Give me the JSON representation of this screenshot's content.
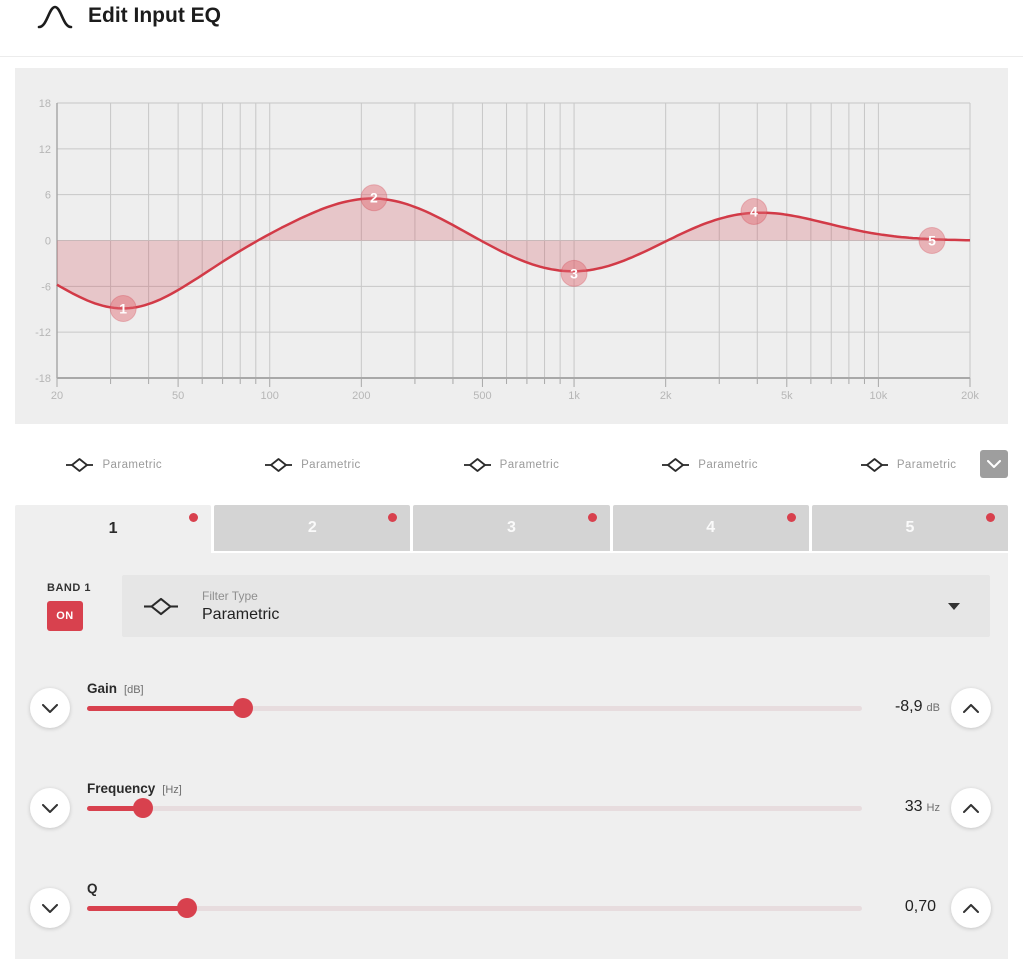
{
  "header": {
    "title": "Edit Input EQ",
    "icon": "bell-curve-icon"
  },
  "eq_graph": {
    "type": "line",
    "x_scale": "log",
    "xlim": [
      20,
      20000
    ],
    "ylim": [
      -18,
      18
    ],
    "x_tick_values": [
      20,
      50,
      100,
      200,
      500,
      1000,
      2000,
      5000,
      10000,
      20000
    ],
    "x_tick_labels": [
      "20",
      "50",
      "100",
      "200",
      "500",
      "1k",
      "2k",
      "5k",
      "10k",
      "20k"
    ],
    "y_tick_values": [
      18,
      12,
      6,
      0,
      -6,
      -12,
      -18
    ],
    "y_tick_labels": [
      "18",
      "12",
      "6",
      "0",
      "-6",
      "-12",
      "-18"
    ],
    "bands": [
      {
        "label": "1",
        "freq_hz": 33,
        "gain_db": -8.9
      },
      {
        "label": "2",
        "freq_hz": 220,
        "gain_db": 5.6
      },
      {
        "label": "3",
        "freq_hz": 1000,
        "gain_db": -4.3
      },
      {
        "label": "4",
        "freq_hz": 3900,
        "gain_db": 3.8
      },
      {
        "label": "5",
        "freq_hz": 15000,
        "gain_db": 0
      }
    ]
  },
  "filter_row": {
    "items": [
      {
        "label": "Parametric"
      },
      {
        "label": "Parametric"
      },
      {
        "label": "Parametric"
      },
      {
        "label": "Parametric"
      },
      {
        "label": "Parametric"
      }
    ],
    "expand_icon": "chevron-down"
  },
  "tabs": [
    {
      "label": "1",
      "active": true,
      "has_dot": true
    },
    {
      "label": "2",
      "active": false,
      "has_dot": true
    },
    {
      "label": "3",
      "active": false,
      "has_dot": true
    },
    {
      "label": "4",
      "active": false,
      "has_dot": true
    },
    {
      "label": "5",
      "active": false,
      "has_dot": true
    }
  ],
  "band_panel": {
    "band_label": "BAND 1",
    "on_label": "ON",
    "filter_type_label": "Filter Type",
    "filter_type_value": "Parametric",
    "sliders": [
      {
        "name": "Gain",
        "unit": "[dB]",
        "value": "-8,9",
        "value_unit": "dB",
        "fraction": 0.201
      },
      {
        "name": "Frequency",
        "unit": "[Hz]",
        "value": "33",
        "value_unit": "Hz",
        "fraction": 0.072
      },
      {
        "name": "Q",
        "unit": "",
        "value": "0,70",
        "value_unit": "",
        "fraction": 0.129
      }
    ]
  },
  "colors": {
    "accent_red": "#d8414e",
    "curve_red": "#d23a47",
    "curve_fill": "rgba(210,58,71,0.22)",
    "marker_fill": "rgba(224,104,114,0.45)",
    "panel_bg": "#efefef",
    "graph_bg": "#eeeeee",
    "inactive_tab_bg": "#d4d4d4",
    "dropdown_bg": "#e6e6e6",
    "track_bg": "#e7dcde",
    "grid_line": "#c7c7c7",
    "axis_line": "#a8a8a8",
    "axis_label": "#b6b6b6",
    "gray_button": "#9e9e9e"
  }
}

▶ _Exercise objective_
Restate the data above word for word. Do not include the images.

▶ _Answer to the exercise_
Give me the JSON representation of this screenshot's content.
{
  "header": {
    "title": "Edit Input EQ",
    "icon": "bell-curve-icon"
  },
  "eq_graph": {
    "type": "line",
    "x_scale": "log",
    "xlim": [
      20,
      20000
    ],
    "ylim": [
      -18,
      18
    ],
    "x_tick_values": [
      20,
      50,
      100,
      200,
      500,
      1000,
      2000,
      5000,
      10000,
      20000
    ],
    "x_tick_labels": [
      "20",
      "50",
      "100",
      "200",
      "500",
      "1k",
      "2k",
      "5k",
      "10k",
      "20k"
    ],
    "y_tick_values": [
      18,
      12,
      6,
      0,
      -6,
      -12,
      -18
    ],
    "y_tick_labels": [
      "18",
      "12",
      "6",
      "0",
      "-6",
      "-12",
      "-18"
    ],
    "bands": [
      {
        "label": "1",
        "freq_hz": 33,
        "gain_db": -8.9
      },
      {
        "label": "2",
        "freq_hz": 220,
        "gain_db": 5.6
      },
      {
        "label": "3",
        "freq_hz": 1000,
        "gain_db": -4.3
      },
      {
        "label": "4",
        "freq_hz": 3900,
        "gain_db": 3.8
      },
      {
        "label": "5",
        "freq_hz": 15000,
        "gain_db": 0
      }
    ]
  },
  "filter_row": {
    "items": [
      {
        "label": "Parametric"
      },
      {
        "label": "Parametric"
      },
      {
        "label": "Parametric"
      },
      {
        "label": "Parametric"
      },
      {
        "label": "Parametric"
      }
    ],
    "expand_icon": "chevron-down"
  },
  "tabs": [
    {
      "label": "1",
      "active": true,
      "has_dot": true
    },
    {
      "label": "2",
      "active": false,
      "has_dot": true
    },
    {
      "label": "3",
      "active": false,
      "has_dot": true
    },
    {
      "label": "4",
      "active": false,
      "has_dot": true
    },
    {
      "label": "5",
      "active": false,
      "has_dot": true
    }
  ],
  "band_panel": {
    "band_label": "BAND 1",
    "on_label": "ON",
    "filter_type_label": "Filter Type",
    "filter_type_value": "Parametric",
    "sliders": [
      {
        "name": "Gain",
        "unit": "[dB]",
        "value": "-8,9",
        "value_unit": "dB",
        "fraction": 0.201
      },
      {
        "name": "Frequency",
        "unit": "[Hz]",
        "value": "33",
        "value_unit": "Hz",
        "fraction": 0.072
      },
      {
        "name": "Q",
        "unit": "",
        "value": "0,70",
        "value_unit": "",
        "fraction": 0.129
      }
    ]
  },
  "colors": {
    "accent_red": "#d8414e",
    "curve_red": "#d23a47",
    "curve_fill": "rgba(210,58,71,0.22)",
    "marker_fill": "rgba(224,104,114,0.45)",
    "panel_bg": "#efefef",
    "graph_bg": "#eeeeee",
    "inactive_tab_bg": "#d4d4d4",
    "dropdown_bg": "#e6e6e6",
    "track_bg": "#e7dcde",
    "grid_line": "#c7c7c7",
    "axis_line": "#a8a8a8",
    "axis_label": "#b6b6b6",
    "gray_button": "#9e9e9e"
  }
}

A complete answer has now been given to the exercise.